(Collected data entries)

####################

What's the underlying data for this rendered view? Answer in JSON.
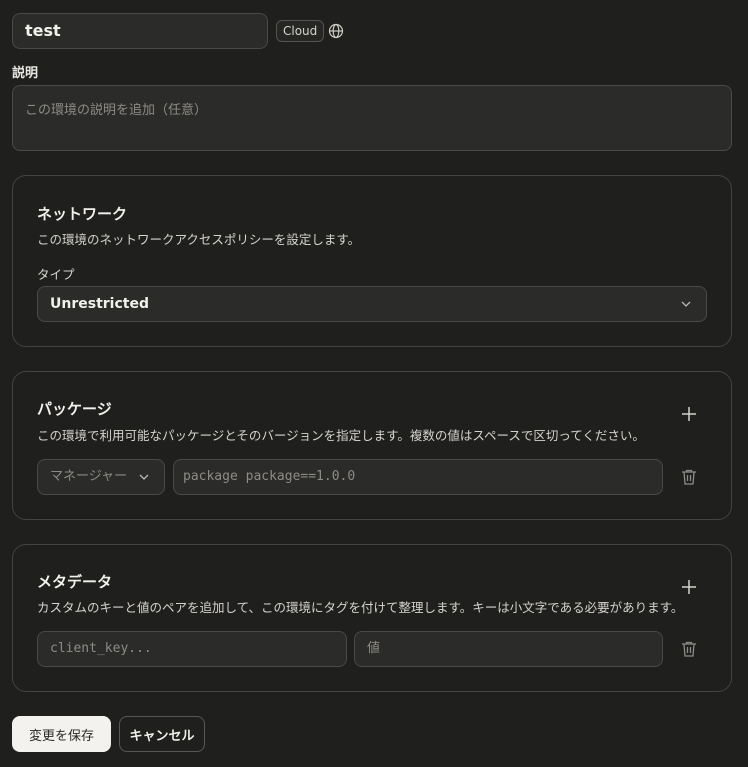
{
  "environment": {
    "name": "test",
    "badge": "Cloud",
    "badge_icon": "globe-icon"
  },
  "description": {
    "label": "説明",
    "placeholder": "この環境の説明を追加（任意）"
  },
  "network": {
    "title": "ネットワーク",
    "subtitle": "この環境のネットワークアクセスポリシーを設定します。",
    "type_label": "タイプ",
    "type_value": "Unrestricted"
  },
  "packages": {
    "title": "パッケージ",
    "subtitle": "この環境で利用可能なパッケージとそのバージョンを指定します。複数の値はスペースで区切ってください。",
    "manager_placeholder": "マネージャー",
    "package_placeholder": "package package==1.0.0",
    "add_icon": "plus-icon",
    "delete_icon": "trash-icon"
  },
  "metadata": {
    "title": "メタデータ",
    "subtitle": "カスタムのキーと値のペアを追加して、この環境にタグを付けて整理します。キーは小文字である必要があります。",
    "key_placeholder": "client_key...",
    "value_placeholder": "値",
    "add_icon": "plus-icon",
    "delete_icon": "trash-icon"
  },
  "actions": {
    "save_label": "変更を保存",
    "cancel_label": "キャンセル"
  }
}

####################

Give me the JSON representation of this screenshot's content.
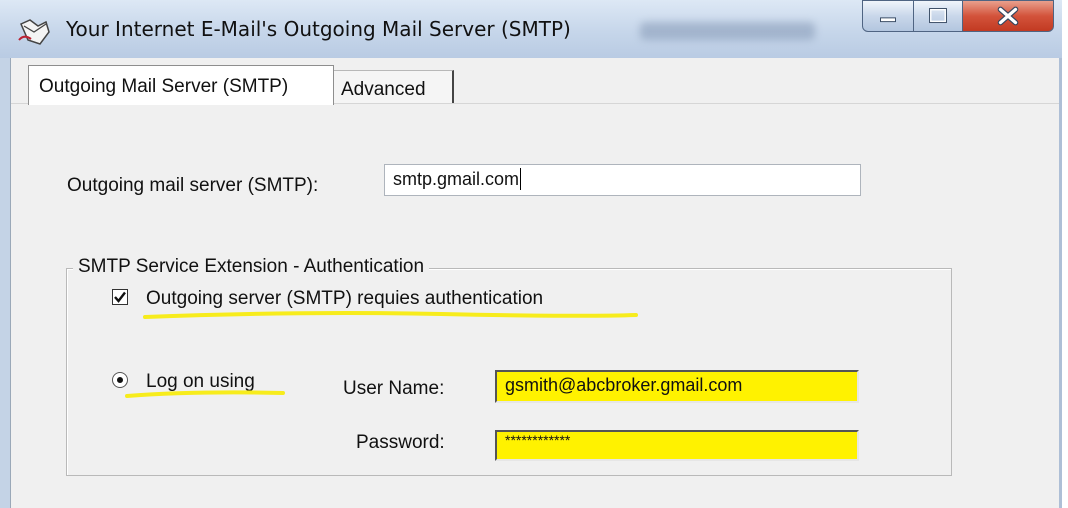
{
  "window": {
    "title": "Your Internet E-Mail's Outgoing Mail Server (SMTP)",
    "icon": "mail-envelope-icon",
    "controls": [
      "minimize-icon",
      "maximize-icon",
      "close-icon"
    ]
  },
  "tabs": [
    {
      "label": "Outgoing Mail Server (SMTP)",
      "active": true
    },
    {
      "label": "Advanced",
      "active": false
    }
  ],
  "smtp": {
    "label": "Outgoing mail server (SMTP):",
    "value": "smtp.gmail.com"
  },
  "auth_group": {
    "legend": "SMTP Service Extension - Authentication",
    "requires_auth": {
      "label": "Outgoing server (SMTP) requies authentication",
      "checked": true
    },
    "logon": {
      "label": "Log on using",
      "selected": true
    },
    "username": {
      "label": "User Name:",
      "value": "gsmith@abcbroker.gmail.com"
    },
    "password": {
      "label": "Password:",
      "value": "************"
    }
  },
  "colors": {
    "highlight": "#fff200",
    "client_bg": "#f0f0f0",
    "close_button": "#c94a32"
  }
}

####################

STATED GOAL:
Scan the lines for the string "this". Pick out every line that has it.

SOLVED PROBLEM:
What's the underlying data for this rendered view? Answer in JSON.
Give me the JSON representation of this screenshot's content.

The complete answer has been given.